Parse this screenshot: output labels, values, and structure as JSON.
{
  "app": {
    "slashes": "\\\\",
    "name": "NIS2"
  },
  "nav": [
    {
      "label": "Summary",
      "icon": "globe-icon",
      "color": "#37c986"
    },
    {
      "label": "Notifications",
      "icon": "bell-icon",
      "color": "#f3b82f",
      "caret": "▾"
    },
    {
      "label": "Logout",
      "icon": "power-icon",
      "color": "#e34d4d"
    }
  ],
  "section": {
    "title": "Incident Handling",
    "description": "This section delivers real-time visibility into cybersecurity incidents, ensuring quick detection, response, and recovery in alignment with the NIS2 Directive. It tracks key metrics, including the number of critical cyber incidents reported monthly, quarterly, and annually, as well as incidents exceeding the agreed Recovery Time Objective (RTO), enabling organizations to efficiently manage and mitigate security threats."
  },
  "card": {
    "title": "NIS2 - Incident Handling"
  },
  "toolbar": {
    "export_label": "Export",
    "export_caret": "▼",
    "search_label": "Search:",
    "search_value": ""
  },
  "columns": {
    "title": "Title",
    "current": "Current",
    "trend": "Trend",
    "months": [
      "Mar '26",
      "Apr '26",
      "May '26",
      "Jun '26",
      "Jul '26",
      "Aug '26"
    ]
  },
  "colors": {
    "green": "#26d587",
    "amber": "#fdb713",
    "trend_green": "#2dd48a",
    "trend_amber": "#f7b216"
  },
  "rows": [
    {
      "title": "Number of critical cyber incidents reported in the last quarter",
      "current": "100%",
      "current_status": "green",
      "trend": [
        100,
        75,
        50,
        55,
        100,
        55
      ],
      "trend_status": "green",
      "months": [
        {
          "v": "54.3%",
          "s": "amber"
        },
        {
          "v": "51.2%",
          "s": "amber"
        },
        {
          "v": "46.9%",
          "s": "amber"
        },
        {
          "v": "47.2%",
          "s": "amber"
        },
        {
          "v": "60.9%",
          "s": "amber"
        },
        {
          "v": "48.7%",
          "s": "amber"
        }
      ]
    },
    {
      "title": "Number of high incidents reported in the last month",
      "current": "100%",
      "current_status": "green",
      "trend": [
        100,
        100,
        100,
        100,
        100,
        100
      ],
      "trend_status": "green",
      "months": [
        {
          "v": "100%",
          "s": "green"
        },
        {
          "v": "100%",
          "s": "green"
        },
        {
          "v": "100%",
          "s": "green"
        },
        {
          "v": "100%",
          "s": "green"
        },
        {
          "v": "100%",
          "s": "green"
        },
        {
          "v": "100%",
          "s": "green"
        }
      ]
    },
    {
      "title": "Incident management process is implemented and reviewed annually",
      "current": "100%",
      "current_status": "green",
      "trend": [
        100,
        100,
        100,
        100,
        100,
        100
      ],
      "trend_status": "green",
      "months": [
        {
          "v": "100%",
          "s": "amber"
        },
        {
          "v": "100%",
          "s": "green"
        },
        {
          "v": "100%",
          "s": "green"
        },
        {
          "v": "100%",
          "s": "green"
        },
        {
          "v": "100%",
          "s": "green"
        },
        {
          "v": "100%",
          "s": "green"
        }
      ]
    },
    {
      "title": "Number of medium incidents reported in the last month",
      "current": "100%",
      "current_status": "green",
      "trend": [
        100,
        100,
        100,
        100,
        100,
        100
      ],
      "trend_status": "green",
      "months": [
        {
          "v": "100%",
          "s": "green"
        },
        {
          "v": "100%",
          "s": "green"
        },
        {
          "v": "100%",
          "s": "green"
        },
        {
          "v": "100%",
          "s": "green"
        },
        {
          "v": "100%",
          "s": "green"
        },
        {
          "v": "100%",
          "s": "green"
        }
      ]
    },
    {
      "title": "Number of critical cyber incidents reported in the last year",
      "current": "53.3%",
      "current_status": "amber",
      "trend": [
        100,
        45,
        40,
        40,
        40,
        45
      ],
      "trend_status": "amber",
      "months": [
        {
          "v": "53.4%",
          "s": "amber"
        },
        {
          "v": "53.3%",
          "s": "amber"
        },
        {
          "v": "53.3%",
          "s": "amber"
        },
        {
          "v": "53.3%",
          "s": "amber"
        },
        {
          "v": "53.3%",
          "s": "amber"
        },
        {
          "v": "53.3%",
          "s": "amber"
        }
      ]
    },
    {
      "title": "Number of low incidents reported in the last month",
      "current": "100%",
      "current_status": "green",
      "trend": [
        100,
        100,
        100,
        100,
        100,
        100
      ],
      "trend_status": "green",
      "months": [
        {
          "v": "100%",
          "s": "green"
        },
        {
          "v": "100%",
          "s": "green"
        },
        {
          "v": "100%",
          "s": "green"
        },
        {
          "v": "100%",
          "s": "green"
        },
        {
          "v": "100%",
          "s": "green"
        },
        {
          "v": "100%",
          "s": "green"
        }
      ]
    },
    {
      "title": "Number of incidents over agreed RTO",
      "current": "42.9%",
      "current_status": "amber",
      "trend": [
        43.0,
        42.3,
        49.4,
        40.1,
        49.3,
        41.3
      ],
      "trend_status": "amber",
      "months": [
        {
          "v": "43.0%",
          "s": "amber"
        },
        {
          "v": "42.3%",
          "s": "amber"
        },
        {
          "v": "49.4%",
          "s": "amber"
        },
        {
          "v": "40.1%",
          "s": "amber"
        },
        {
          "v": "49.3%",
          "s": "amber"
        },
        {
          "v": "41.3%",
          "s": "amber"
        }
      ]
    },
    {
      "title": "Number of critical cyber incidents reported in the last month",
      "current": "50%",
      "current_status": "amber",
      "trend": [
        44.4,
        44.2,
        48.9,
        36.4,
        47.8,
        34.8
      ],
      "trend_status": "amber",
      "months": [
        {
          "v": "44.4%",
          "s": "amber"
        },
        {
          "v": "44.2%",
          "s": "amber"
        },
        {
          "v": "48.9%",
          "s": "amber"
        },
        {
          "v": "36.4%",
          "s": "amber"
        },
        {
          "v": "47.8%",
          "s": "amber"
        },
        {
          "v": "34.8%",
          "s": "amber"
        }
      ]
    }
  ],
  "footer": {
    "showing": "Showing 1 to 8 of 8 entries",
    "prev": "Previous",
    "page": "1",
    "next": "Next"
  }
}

WRITTEN INSTRUCTION: Copy each line above where the string "Handling" occurs.

OUTPUT OF THE TASK:
    "title": "Incident Handling",
    "title": "NIS2 - Incident Handling"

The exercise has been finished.